• [PROBLEM]
Give every entry again, word for word.

• [GIVEN RECORDS]
— START —
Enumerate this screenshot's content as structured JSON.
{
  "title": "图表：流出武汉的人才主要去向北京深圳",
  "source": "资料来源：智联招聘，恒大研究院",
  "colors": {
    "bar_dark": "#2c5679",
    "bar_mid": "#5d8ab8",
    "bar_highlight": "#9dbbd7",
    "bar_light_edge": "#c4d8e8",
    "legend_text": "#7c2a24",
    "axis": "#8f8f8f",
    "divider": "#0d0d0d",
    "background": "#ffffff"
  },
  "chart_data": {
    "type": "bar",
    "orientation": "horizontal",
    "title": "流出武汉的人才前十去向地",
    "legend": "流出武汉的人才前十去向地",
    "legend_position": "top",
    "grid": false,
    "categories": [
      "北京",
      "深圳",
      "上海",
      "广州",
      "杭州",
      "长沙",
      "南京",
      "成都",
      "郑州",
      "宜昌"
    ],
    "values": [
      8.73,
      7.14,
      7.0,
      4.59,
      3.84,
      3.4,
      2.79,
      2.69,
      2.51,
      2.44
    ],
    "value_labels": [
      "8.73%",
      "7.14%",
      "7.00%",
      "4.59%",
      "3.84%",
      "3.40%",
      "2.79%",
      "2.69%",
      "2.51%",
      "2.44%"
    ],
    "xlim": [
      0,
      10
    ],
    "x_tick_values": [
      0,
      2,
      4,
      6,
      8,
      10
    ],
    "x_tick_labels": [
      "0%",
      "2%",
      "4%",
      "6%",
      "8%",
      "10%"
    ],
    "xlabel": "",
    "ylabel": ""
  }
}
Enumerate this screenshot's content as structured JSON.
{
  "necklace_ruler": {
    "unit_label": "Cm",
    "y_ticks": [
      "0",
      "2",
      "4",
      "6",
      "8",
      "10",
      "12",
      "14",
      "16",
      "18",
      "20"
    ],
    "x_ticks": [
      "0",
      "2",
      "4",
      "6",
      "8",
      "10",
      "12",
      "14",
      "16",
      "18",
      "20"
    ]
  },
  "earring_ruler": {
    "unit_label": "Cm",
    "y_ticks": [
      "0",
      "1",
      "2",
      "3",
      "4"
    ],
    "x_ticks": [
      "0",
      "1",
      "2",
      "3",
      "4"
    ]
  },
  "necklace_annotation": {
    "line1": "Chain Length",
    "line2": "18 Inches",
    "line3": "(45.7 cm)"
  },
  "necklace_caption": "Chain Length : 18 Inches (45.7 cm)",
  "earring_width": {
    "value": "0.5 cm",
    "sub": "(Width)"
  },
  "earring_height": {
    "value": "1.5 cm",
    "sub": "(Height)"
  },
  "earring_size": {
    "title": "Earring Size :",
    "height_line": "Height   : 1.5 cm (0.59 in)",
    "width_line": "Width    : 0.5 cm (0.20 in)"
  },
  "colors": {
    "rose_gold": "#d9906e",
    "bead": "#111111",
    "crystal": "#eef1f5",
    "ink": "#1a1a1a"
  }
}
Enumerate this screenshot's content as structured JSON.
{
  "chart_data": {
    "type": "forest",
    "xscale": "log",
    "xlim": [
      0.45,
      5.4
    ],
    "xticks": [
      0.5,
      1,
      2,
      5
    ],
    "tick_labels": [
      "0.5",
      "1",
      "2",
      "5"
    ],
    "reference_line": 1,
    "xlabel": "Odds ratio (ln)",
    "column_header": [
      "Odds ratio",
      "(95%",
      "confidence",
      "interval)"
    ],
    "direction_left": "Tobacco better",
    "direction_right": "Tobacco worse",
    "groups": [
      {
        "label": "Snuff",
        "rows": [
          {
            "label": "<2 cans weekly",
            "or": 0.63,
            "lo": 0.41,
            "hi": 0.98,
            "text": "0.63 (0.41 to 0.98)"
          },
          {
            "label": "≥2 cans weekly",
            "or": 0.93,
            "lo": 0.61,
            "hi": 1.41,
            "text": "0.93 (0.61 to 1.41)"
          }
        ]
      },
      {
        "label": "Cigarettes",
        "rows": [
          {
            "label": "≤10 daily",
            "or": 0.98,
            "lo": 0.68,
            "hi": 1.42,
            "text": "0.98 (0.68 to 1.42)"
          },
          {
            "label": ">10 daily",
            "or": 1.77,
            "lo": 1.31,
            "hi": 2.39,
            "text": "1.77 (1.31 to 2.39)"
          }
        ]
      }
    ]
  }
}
— END —
• [EXERCISE RESPONSE]
Enumerate this screenshot's content as structured JSON.
{
  "title": "图表：流出武汉的人才主要去向北京深圳",
  "source": "资料来源：智联招聘，恒大研究院",
  "colors": {
    "bar_dark": "#2c5679",
    "bar_mid": "#5d8ab8",
    "bar_highlight": "#9dbbd7",
    "bar_light_edge": "#c4d8e8",
    "legend_text": "#7c2a24",
    "axis": "#8f8f8f",
    "divider": "#0d0d0d",
    "background": "#ffffff"
  },
  "chart_data": {
    "type": "bar",
    "orientation": "horizontal",
    "title": "流出武汉的人才前十去向地",
    "legend": "流出武汉的人才前十去向地",
    "legend_position": "top",
    "grid": false,
    "categories": [
      "北京",
      "深圳",
      "上海",
      "广州",
      "杭州",
      "长沙",
      "南京",
      "成都",
      "郑州",
      "宜昌"
    ],
    "values": [
      8.73,
      7.14,
      7.0,
      4.59,
      3.84,
      3.4,
      2.79,
      2.69,
      2.51,
      2.44
    ],
    "value_labels": [
      "8.73%",
      "7.14%",
      "7.00%",
      "4.59%",
      "3.84%",
      "3.40%",
      "2.79%",
      "2.69%",
      "2.51%",
      "2.44%"
    ],
    "xlim": [
      0,
      10
    ],
    "x_tick_values": [
      0,
      2,
      4,
      6,
      8,
      10
    ],
    "x_tick_labels": [
      "0%",
      "2%",
      "4%",
      "6%",
      "8%",
      "10%"
    ],
    "xlabel": "",
    "ylabel": ""
  }
}
Enumerate this screenshot's content as structured JSON.
{
  "necklace_ruler": {
    "unit_label": "Cm",
    "y_ticks": [
      "0",
      "2",
      "4",
      "6",
      "8",
      "10",
      "12",
      "14",
      "16",
      "18",
      "20"
    ],
    "x_ticks": [
      "0",
      "2",
      "4",
      "6",
      "8",
      "10",
      "12",
      "14",
      "16",
      "18",
      "20"
    ]
  },
  "earring_ruler": {
    "unit_label": "Cm",
    "y_ticks": [
      "0",
      "1",
      "2",
      "3",
      "4"
    ],
    "x_ticks": [
      "0",
      "1",
      "2",
      "3",
      "4"
    ]
  },
  "necklace_annotation": {
    "line1": "Chain Length",
    "line2": "18 Inches",
    "line3": "(45.7 cm)"
  },
  "necklace_caption": "Chain Length : 18 Inches (45.7 cm)",
  "earring_width": {
    "value": "0.5 cm",
    "sub": "(Width)"
  },
  "earring_height": {
    "value": "1.5 cm",
    "sub": "(Height)"
  },
  "earring_size": {
    "title": "Earring Size :",
    "height_line": "Height   : 1.5 cm (0.59 in)",
    "width_line": "Width    : 0.5 cm (0.20 in)"
  },
  "colors": {
    "rose_gold": "#d9906e",
    "bead": "#111111",
    "crystal": "#eef1f5",
    "ink": "#1a1a1a"
  }
}
Enumerate this screenshot's content as structured JSON.
{
  "chart_data": {
    "type": "forest",
    "xscale": "log",
    "xlim": [
      0.45,
      5.4
    ],
    "xticks": [
      0.5,
      1,
      2,
      5
    ],
    "tick_labels": [
      "0.5",
      "1",
      "2",
      "5"
    ],
    "reference_line": 1,
    "xlabel": "Odds ratio (ln)",
    "column_header": [
      "Odds ratio",
      "(95%",
      "confidence",
      "interval)"
    ],
    "direction_left": "Tobacco better",
    "direction_right": "Tobacco worse",
    "groups": [
      {
        "label": "Snuff",
        "rows": [
          {
            "label": "<2 cans weekly",
            "or": 0.63,
            "lo": 0.41,
            "hi": 0.98,
            "text": "0.63 (0.41 to 0.98)"
          },
          {
            "label": "≥2 cans weekly",
            "or": 0.93,
            "lo": 0.61,
            "hi": 1.41,
            "text": "0.93 (0.61 to 1.41)"
          }
        ]
      },
      {
        "label": "Cigarettes",
        "rows": [
          {
            "label": "≤10 daily",
            "or": 0.98,
            "lo": 0.68,
            "hi": 1.42,
            "text": "0.98 (0.68 to 1.42)"
          },
          {
            "label": ">10 daily",
            "or": 1.77,
            "lo": 1.31,
            "hi": 2.39,
            "text": "1.77 (1.31 to 2.39)"
          }
        ]
      }
    ]
  }
}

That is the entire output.